### What to produce
Reproduce the material below without any changes, from its first line through the line that contains "rice-blade — [675, 108, 688, 111]", including both of those lines.

○ ○ ○ ○ ○

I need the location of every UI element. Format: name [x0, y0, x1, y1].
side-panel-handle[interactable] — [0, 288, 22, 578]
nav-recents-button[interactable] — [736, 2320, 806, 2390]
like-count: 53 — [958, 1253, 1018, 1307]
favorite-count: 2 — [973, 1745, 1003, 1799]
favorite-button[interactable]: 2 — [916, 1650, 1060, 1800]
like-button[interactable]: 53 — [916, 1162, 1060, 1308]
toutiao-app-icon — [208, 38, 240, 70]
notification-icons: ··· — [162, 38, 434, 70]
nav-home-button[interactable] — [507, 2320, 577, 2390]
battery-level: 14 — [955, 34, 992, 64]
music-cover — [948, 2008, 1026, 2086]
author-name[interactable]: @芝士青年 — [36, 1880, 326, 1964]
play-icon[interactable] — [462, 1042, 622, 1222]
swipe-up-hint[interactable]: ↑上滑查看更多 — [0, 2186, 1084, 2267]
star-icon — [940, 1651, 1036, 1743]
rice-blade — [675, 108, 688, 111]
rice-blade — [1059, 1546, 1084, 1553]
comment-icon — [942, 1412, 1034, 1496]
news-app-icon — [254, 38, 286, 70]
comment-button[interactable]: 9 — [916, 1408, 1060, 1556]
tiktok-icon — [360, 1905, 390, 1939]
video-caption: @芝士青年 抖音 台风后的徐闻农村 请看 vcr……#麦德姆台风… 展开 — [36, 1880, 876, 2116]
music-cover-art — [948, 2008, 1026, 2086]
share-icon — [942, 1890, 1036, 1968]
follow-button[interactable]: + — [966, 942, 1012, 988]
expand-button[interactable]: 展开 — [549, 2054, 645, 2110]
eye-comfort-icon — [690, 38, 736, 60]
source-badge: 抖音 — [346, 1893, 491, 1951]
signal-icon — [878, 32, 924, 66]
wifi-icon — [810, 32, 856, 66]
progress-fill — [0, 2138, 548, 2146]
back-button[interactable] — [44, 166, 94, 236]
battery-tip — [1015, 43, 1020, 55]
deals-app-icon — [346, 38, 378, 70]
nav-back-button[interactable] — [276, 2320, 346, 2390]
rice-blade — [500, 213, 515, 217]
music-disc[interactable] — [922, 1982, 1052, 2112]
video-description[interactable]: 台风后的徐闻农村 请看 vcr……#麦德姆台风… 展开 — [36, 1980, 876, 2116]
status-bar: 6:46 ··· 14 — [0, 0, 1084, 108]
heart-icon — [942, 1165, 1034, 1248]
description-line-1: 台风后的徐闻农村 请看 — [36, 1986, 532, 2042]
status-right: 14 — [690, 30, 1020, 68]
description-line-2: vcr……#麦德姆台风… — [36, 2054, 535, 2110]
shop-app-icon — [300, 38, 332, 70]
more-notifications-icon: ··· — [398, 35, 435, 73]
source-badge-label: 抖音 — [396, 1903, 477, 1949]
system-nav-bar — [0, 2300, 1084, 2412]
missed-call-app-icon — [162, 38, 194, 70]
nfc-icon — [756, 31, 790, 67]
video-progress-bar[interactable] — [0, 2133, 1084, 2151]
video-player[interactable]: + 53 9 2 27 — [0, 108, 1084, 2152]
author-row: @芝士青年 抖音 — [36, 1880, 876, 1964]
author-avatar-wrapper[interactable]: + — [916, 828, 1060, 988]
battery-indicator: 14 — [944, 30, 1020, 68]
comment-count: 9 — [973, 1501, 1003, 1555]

○ ○ ○ ○ ○

### Final answer
I need the location of every UI element. Format: name [x0, y0, x1, y1].
side-panel-handle[interactable] — [0, 288, 22, 578]
nav-recents-button[interactable] — [736, 2320, 806, 2390]
like-count: 53 — [958, 1253, 1018, 1307]
favorite-count: 2 — [973, 1745, 1003, 1799]
favorite-button[interactable]: 2 — [916, 1650, 1060, 1800]
like-button[interactable]: 53 — [916, 1162, 1060, 1308]
toutiao-app-icon — [208, 38, 240, 70]
notification-icons: ··· — [162, 38, 434, 70]
nav-home-button[interactable] — [507, 2320, 577, 2390]
battery-level: 14 — [955, 34, 992, 64]
music-cover — [948, 2008, 1026, 2086]
author-name[interactable]: @芝士青年 — [36, 1880, 326, 1964]
play-icon[interactable] — [462, 1042, 622, 1222]
swipe-up-hint[interactable]: ↑上滑查看更多 — [0, 2186, 1084, 2267]
star-icon — [940, 1651, 1036, 1743]
rice-blade — [675, 108, 688, 111]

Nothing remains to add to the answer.